GIVEN REQUEST: Write out the data again exactly, skipping every picture.

BEGIN

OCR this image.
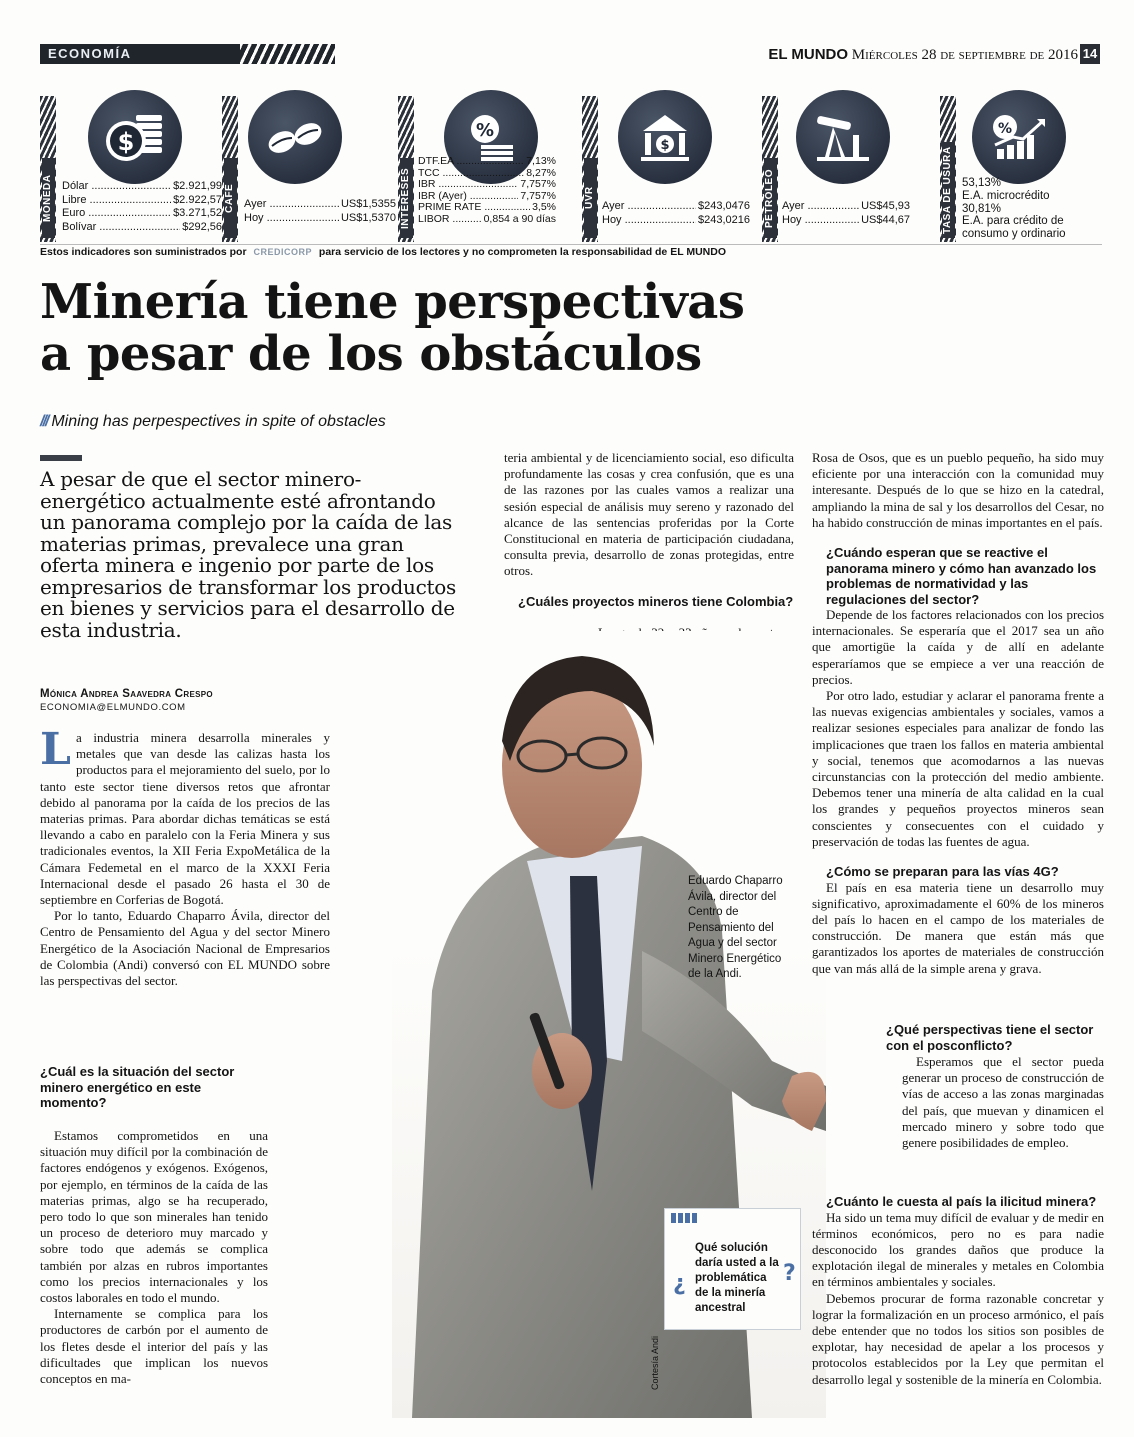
ECONOMÍA	EL MUNDO Miércoles 28 de septiembre de 2016 14
MONEDA
$
Dólar .....	$2.921,99
Libre .....	$2.922,57
Euro .....	$3.271,52
Bolívar .....	$292,56
CAFÉ Ayer .....	US$1,5355
Hoy .....	US$1,5370 INTERESES
%
DTF.EA .....	7,13%
TCC .....	8,27%
IBR .....	7,757%
IBR (Ayer) .....	7,757%
PRIME RATE .....	3,5%
LIBOR .....	0,854 a 90 días
UVR
$
Ayer .....	$243,0476
Hoy .....	$243,0216 PETRÓLEO Ayer .....	US$45,93
Hoy .....	US$44,67	TASA DE USURA
%
53,13%
E.A. microcrédito
30,81%
E.A. para crédito de
consumo y ordinario
Estos indicadores son suministrados por CREDICORP para servicio de los lectores y no comprometen la responsabilidad de EL MUNDO
Minería tiene perspectivas
a pesar de los obstáculos
/// Mining has perpespectives in spite of obstacles
A pesar de que el sector minero-energético actualmente esté afrontando un panorama complejo por la caída de las materias primas, prevalece una gran oferta minera e ingenio por parte de los empresarios de transformar los productos en bienes y servicios para el desarrollo de esta industria.
Mónica Andrea Saavedra Crespo
ECONOMIA@ELMUNDO.COM

La industria minera desarrolla minerales y metales que van desde las calizas hasta los productos para el mejoramiento del suelo, por lo tanto este sector tiene diversos retos que afrontar debido al panorama por la caída de los precios de las materias primas. Para abordar dichas temáticas se está llevando a cabo en paralelo con la Feria Minera y sus tradicionales eventos, la XII Feria ExpoMetálica de la Cámara Fedemetal en el marco de la XXXI Feria Internacional desde el pasado 26 hasta el 30 de septiembre en Corferias de Bogotá.

Por lo tanto, Eduardo Chaparro Ávila, director del Centro de Pensamiento del Agua y del sector Minero Energético de la Asociación Nacional de Empresarios de Colombia (Andi) conversó con EL MUNDO sobre las perspectivas del sector.

¿Cuál es la situación del sector minero energético en este momento?

Estamos comprometidos en una situación muy difícil por la combinación de factores endógenos y exógenos. Exógenos, por ejemplo, en términos de la caída de las materias primas, algo se ha recuperado, pero todo lo que son minerales han tenido un proceso de deterioro muy marcado y sobre todo que además se complica también por alzas en rubros importantes como los precios internacionales y los costos laborales en todo el mundo.

Internamente se complica para los productores de carbón por el aumento de los fletes desde el interior del país y las dificultades que implican los nuevos conceptos en ma-

teria ambiental y de licenciamiento social, eso dificulta profundamente las cosas y crea confusión, que es una de las razones por las cuales vamos a realizar una sesión especial de análisis muy sereno y razonado del alcance de las sentencias proferidas por la Corte Constitucional en materia de participación ciudadana, consulta previa, desarrollo de zonas protegidas, entre otros.

¿Cuáles proyectos mineros tiene Colombia?

Eduardo Chaparro Ávila, director del Centro de Pensamiento del Agua y del sector Minero Energético de la Andi.
Cortesía Andi
¿	?
Qué solución daría usted a la problemática de la minería ancestral

Rosa de Osos, que es un pueblo pequeño, ha sido muy eficiente por una interacción con la comunidad muy interesante. Después de lo que se hizo en la catedral, ampliando la mina de sal y los desarrollos del Cesar, no ha habido construcción de minas importantes en el país.

¿Cuándo esperan que se reactive el panorama minero y cómo han avanzado los problemas de normatividad y las regulaciones del sector?

Depende de los factores relacionados con los precios internacionales. Se esperaría que el 2017 sea un año que amortigüe la caída y de allí en adelante esperaríamos que se empiece a ver una reacción de precios.

Por otro lado, estudiar y aclarar el panorama frente a las nuevas exigencias ambientales y sociales, vamos a realizar sesiones especiales para analizar de fondo las implicaciones que traen los fallos en materia ambiental y social, tenemos que acomodarnos a las nuevas circunstancias con la protección del medio ambiente. Debemos tener una minería de alta calidad en la cual los grandes y pequeños proyectos mineros sean conscientes y consecuentes con el cuidado y preservación de todas las fuentes de agua.

¿Cómo se preparan para las vías 4G?

El país en esa materia tiene un desarrollo muy significativo, aproximadamente el 60% de los mineros del país lo hacen en el campo de los materiales de construcción. De manera que están más que garantizados los aportes de materiales de construcción que van más allá de la simple arena y grava.

¿Qué perspectivas tiene el sector con el posconflicto?

Esperamos que el sector pueda generar un proceso de construcción de vías de acceso a las zonas marginadas del país, que muevan y dinamicen el mercado minero y sobre todo que genere posibilidades de empleo.

¿Cuánto le cuesta al país la ilicitud minera?

Ha sido un tema muy difícil de evaluar y de medir en términos económicos, pero no es para nadie desconocido los grandes daños que produce la explotación ilegal de minerales y metales en Colombia en términos ambientales y sociales.

Debemos procurar de forma razonable concretar y lograr la formalización en un proceso armónico, el país debe entender que no todos los sitios son posibles de explotar, hay necesidad de apelar a los procesos y protocolos establecidos por la Ley que permitan el desarrollo legal y sostenible de la minería en Colombia.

END

RESPONSE:
OCR this image.
ECONOMÍA	EL MUNDO Miércoles 28 de septiembre de 2016 14
MONEDA
$
Dólar .....	$2.921,99
Libre .....	$2.922,57
Euro .....	$3.271,52
Bolívar .....	$292,56
CAFÉ Ayer .....	US$1,5355
Hoy .....	US$1,5370 INTERESES
%
DTF.EA .....	7,13%
TCC .....	8,27%
IBR .....	7,757%
IBR (Ayer) .....	7,757%
PRIME RATE .....	3,5%
LIBOR .....	0,854 a 90 días
UVR
$
Ayer .....	$243,0476
Hoy .....	$243,0216 PETRÓLEO Ayer .....	US$45,93
Hoy .....	US$44,67	TASA DE USURA
%
53,13%
E.A. microcrédito
30,81%
E.A. para crédito de
consumo y ordinario
Estos indicadores son suministrados por CREDICORP para servicio de los lectores y no comprometen la responsabilidad de EL MUNDO
Minería tiene perspectivas
a pesar de los obstáculos
/// Mining has perpespectives in spite of obstacles
A pesar de que el sector minero-energético actualmente esté afrontando un panorama complejo por la caída de las materias primas, prevalece una gran oferta minera e ingenio por parte de los empresarios de transformar los productos en bienes y servicios para el desarrollo de esta industria.
Mónica Andrea Saavedra Crespo
ECONOMIA@ELMUNDO.COM

La industria minera desarrolla minerales y metales que van desde las calizas hasta los productos para el mejoramiento del suelo, por lo tanto este sector tiene diversos retos que afrontar debido al panorama por la caída de los precios de las materias primas. Para abordar dichas temáticas se está llevando a cabo en paralelo con la Feria Minera y sus tradicionales eventos, la XII Feria ExpoMetálica de la Cámara Fedemetal en el marco de la XXXI Feria Internacional desde el pasado 26 hasta el 30 de septiembre en Corferias de Bogotá.

Por lo tanto, Eduardo Chaparro Ávila, director del Centro de Pensamiento del Agua y del sector Minero Energético de la Asociación Nacional de Empresarios de Colombia (Andi) conversó con EL MUNDO sobre las perspectivas del sector.

¿Cuál es la situación del sector minero energético en este momento?

Estamos comprometidos en una situación muy difícil por la combinación de factores endógenos y exógenos. Exógenos, por ejemplo, en términos de la caída de las materias primas, algo se ha recuperado, pero todo lo que son minerales han tenido un proceso de deterioro muy marcado y sobre todo que además se complica también por alzas en rubros importantes como los precios internacionales y los costos laborales en todo el mundo.

Internamente se complica para los productores de carbón por el aumento de los fletes desde el interior del país y las dificultades que implican los nuevos conceptos en ma-

teria ambiental y de licenciamiento social, eso dificulta profundamente las cosas y crea confusión, que es una de las razones por las cuales vamos a realizar una sesión especial de análisis muy sereno y razonado del alcance de las sentencias proferidas por la Corte Constitucional en materia de participación ciudadana, consulta previa, desarrollo de zonas protegidas, entre otros.

¿Cuáles proyectos mineros tiene Colombia?

Eduardo Chaparro Ávila, director del Centro de Pensamiento del Agua y del sector Minero Energético de la Andi.
Cortesía Andi
¿	?
Qué solución daría usted a la problemática de la minería ancestral

Rosa de Osos, que es un pueblo pequeño, ha sido muy eficiente por una interacción con la comunidad muy interesante. Después de lo que se hizo en la catedral, ampliando la mina de sal y los desarrollos del Cesar, no ha habido construcción de minas importantes en el país.

¿Cuándo esperan que se reactive el panorama minero y cómo han avanzado los problemas de normatividad y las regulaciones del sector?

Depende de los factores relacionados con los precios internacionales. Se esperaría que el 2017 sea un año que amortigüe la caída y de allí en adelante esperaríamos que se empiece a ver una reacción de precios.

Por otro lado, estudiar y aclarar el panorama frente a las nuevas exigencias ambientales y sociales, vamos a realizar sesiones especiales para analizar de fondo las implicaciones que traen los fallos en materia ambiental y social, tenemos que acomodarnos a las nuevas circunstancias con la protección del medio ambiente. Debemos tener una minería de alta calidad en la cual los grandes y pequeños proyectos mineros sean conscientes y consecuentes con el cuidado y preservación de todas las fuentes de agua.

¿Cómo se preparan para las vías 4G?

El país en esa materia tiene un desarrollo muy significativo, aproximadamente el 60% de los mineros del país lo hacen en el campo de los materiales de construcción. De manera que están más que garantizados los aportes de materiales de construcción que van más allá de la simple arena y grava.

¿Qué perspectivas tiene el sector con el posconflicto?

Esperamos que el sector pueda generar un proceso de construcción de vías de acceso a las zonas marginadas del país, que muevan y dinamicen el mercado minero y sobre todo que genere posibilidades de empleo.

¿Cuánto le cuesta al país la ilicitud minera?

Ha sido un tema muy difícil de evaluar y de medir en términos económicos, pero no es para nadie desconocido los grandes daños que produce la explotación ilegal de minerales y metales en Colombia en términos ambientales y sociales.

Debemos procurar de forma razonable concretar y lograr la formalización en un proceso armónico, el país debe entender que no todos los sitios son posibles de explotar, hay necesidad de apelar a los procesos y protocolos establecidos por la Ley que permitan el desarrollo legal y sostenible de la minería en Colombia.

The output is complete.